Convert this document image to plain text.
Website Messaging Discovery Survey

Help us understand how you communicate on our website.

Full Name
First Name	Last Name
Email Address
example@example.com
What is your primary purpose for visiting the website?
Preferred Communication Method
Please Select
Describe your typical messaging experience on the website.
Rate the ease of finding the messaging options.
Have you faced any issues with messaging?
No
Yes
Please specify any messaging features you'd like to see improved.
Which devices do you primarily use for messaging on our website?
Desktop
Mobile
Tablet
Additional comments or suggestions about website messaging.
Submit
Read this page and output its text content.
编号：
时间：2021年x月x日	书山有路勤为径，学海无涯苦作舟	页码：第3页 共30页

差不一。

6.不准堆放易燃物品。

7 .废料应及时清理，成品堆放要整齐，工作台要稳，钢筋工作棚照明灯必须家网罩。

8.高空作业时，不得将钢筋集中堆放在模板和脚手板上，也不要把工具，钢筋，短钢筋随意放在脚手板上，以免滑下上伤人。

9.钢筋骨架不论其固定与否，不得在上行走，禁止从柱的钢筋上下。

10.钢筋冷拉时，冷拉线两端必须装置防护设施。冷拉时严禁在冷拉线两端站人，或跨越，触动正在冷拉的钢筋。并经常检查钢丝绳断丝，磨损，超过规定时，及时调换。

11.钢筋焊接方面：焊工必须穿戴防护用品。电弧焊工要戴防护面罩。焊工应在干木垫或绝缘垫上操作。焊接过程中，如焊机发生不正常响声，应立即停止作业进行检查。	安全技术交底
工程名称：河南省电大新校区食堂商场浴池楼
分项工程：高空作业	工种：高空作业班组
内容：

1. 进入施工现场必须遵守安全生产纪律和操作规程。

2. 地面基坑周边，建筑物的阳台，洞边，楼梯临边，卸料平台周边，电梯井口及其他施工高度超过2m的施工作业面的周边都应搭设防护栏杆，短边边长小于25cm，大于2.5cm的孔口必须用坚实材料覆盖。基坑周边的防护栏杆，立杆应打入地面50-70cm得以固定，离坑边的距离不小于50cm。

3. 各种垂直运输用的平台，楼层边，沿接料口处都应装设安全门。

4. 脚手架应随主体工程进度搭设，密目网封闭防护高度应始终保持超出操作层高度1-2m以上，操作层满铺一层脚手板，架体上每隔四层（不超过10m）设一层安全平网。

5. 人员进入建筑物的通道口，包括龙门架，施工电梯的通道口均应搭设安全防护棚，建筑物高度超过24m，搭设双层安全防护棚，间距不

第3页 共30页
____
→ Problem statement
The entries above must be returned in full, exactly as shown.

→ Final result
Convert this document image to plain text.
Website Messaging Discovery Survey

Help us understand how you communicate on our website.

Full Name
First Name	Last Name
Email Address
example@example.com
What is your primary purpose for visiting the website?
Preferred Communication Method
Please Select
Describe your typical messaging experience on the website.
Rate the ease of finding the messaging options.
Have you faced any issues with messaging?
No
Yes
Please specify any messaging features you'd like to see improved.
Which devices do you primarily use for messaging on our website?
Desktop
Mobile
Tablet
Additional comments or suggestions about website messaging.
Submit
Read this page and output its text content.
编号：
时间：2021年x月x日	书山有路勤为径，学海无涯苦作舟	页码：第3页 共30页

差不一。

6.不准堆放易燃物品。

7 .废料应及时清理，成品堆放要整齐，工作台要稳，钢筋工作棚照明灯必须家网罩。

8.高空作业时，不得将钢筋集中堆放在模板和脚手板上，也不要把工具，钢筋，短钢筋随意放在脚手板上，以免滑下上伤人。

9.钢筋骨架不论其固定与否，不得在上行走，禁止从柱的钢筋上下。

10.钢筋冷拉时，冷拉线两端必须装置防护设施。冷拉时严禁在冷拉线两端站人，或跨越，触动正在冷拉的钢筋。并经常检查钢丝绳断丝，磨损，超过规定时，及时调换。

11.钢筋焊接方面：焊工必须穿戴防护用品。电弧焊工要戴防护面罩。焊工应在干木垫或绝缘垫上操作。焊接过程中，如焊机发生不正常响声，应立即停止作业进行检查。	安全技术交底
工程名称：河南省电大新校区食堂商场浴池楼
分项工程：高空作业	工种：高空作业班组
内容：

1. 进入施工现场必须遵守安全生产纪律和操作规程。

2. 地面基坑周边，建筑物的阳台，洞边，楼梯临边，卸料平台周边，电梯井口及其他施工高度超过2m的施工作业面的周边都应搭设防护栏杆，短边边长小于25cm，大于2.5cm的孔口必须用坚实材料覆盖。基坑周边的防护栏杆，立杆应打入地面50-70cm得以固定，离坑边的距离不小于50cm。

3. 各种垂直运输用的平台，楼层边，沿接料口处都应装设安全门。

4. 脚手架应随主体工程进度搭设，密目网封闭防护高度应始终保持超出操作层高度1-2m以上，操作层满铺一层脚手板，架体上每隔四层（不超过10m）设一层安全平网。

5. 人员进入建筑物的通道口，包括龙门架，施工电梯的通道口均应搭设安全防护棚，建筑物高度超过24m，搭设双层安全防护棚，间距不

第3页 共30页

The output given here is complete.